Task goal: In how many lines does the string "retirado" appear? Answer with the number only.

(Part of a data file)
****************
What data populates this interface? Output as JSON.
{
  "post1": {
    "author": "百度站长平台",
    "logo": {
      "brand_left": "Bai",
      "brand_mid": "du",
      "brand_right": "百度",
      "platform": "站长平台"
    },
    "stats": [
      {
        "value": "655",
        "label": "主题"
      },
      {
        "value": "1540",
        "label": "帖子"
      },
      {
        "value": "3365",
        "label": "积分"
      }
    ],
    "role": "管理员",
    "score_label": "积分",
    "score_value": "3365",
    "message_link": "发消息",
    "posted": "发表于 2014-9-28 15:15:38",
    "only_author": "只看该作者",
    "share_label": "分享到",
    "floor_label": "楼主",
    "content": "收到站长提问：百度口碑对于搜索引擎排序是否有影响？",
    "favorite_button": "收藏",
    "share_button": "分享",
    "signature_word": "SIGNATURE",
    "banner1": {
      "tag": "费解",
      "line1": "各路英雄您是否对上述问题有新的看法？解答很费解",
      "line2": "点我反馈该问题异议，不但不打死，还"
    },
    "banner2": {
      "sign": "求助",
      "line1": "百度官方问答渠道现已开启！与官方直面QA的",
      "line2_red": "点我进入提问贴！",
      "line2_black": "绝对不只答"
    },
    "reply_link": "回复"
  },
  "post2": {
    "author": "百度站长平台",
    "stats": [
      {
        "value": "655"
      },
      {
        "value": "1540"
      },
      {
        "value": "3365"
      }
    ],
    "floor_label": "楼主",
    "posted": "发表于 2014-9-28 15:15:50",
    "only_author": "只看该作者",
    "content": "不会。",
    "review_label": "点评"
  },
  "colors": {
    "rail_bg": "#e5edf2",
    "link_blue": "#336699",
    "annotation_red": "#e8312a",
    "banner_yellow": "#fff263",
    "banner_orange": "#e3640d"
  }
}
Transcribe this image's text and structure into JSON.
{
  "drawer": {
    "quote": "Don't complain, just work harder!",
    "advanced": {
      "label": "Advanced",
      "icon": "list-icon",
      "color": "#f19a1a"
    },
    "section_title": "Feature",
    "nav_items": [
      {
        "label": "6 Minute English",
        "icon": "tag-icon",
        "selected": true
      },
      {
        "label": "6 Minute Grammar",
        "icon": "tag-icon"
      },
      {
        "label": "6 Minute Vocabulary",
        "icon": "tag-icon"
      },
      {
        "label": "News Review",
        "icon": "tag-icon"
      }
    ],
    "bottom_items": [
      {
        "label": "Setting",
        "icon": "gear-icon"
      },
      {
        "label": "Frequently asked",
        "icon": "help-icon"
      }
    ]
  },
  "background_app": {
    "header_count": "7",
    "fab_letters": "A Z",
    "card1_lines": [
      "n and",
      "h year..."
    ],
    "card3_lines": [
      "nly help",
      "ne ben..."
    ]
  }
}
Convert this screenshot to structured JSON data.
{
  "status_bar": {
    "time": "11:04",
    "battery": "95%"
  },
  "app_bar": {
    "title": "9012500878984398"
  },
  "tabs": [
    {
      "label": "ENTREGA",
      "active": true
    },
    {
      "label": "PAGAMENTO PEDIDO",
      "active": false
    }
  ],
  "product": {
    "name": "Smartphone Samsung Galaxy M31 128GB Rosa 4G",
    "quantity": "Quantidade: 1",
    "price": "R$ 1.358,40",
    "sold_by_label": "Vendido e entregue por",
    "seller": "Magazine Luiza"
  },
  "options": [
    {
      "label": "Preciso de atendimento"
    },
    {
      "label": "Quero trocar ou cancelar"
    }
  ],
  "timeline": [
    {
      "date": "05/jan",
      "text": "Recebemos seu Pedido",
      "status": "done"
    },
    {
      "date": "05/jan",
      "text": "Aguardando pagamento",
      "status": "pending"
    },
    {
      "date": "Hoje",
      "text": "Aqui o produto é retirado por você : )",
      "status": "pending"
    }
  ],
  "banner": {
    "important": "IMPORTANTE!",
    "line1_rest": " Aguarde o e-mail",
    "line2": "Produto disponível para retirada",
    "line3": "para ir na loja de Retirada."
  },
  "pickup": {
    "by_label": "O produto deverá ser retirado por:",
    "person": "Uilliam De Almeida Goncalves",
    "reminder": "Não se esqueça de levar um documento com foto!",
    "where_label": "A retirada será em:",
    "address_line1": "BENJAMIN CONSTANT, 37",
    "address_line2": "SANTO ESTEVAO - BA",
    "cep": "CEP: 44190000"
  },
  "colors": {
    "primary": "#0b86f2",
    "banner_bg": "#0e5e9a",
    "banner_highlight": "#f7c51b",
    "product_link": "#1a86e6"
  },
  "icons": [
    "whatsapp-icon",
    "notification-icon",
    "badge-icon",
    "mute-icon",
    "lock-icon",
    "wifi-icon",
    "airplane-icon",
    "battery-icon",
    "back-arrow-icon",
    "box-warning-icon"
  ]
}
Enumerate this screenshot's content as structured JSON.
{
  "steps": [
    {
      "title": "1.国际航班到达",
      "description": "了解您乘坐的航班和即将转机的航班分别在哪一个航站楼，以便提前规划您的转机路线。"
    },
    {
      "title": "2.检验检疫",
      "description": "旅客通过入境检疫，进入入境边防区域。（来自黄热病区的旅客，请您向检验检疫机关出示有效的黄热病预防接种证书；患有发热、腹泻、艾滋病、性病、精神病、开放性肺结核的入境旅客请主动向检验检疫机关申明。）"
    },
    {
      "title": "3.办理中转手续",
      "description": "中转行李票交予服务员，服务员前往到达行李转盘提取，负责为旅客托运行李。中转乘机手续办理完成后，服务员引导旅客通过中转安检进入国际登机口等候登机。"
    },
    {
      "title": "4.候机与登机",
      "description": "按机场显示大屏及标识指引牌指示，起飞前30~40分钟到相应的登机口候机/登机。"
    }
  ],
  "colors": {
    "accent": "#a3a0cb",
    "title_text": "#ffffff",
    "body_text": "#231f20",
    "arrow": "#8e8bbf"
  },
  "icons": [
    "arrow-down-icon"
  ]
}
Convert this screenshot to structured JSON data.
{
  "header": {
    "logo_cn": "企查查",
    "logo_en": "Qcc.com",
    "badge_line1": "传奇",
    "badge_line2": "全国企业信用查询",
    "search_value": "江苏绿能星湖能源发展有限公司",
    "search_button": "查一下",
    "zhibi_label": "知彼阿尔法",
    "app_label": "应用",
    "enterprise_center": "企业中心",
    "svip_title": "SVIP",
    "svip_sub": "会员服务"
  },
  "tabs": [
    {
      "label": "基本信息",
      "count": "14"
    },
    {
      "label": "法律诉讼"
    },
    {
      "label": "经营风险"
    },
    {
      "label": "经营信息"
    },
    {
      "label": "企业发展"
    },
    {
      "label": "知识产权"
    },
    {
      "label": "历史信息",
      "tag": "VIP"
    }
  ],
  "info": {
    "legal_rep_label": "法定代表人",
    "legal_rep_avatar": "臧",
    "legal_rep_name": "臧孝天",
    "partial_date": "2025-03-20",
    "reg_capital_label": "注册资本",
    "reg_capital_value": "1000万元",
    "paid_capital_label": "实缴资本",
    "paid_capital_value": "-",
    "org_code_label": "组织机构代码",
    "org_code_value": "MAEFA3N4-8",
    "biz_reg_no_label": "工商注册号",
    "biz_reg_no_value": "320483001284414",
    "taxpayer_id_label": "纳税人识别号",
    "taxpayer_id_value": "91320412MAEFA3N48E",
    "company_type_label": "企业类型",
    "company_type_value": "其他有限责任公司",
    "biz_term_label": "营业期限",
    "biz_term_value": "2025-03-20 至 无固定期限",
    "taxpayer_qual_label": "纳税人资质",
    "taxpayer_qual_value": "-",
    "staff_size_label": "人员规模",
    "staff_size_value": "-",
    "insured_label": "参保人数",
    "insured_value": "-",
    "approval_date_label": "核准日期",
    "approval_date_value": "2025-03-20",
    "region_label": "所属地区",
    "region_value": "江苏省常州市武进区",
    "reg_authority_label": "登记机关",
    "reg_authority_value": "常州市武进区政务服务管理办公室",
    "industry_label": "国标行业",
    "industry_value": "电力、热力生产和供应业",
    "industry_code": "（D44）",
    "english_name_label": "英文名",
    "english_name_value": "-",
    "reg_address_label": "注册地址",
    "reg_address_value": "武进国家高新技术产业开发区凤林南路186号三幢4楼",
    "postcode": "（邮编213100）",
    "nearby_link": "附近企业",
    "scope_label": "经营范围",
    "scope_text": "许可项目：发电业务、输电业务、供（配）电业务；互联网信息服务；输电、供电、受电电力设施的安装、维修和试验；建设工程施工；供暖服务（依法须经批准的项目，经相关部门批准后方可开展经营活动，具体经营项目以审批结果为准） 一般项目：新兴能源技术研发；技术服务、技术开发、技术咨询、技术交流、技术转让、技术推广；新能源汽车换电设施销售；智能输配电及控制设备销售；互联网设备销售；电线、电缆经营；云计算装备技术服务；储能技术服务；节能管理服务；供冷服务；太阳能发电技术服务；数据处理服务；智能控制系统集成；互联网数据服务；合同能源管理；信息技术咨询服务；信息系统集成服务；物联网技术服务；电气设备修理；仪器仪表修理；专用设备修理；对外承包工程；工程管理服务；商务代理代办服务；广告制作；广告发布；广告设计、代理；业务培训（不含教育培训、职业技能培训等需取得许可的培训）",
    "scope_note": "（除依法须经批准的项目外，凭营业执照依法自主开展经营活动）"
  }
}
****************
Completed task: 2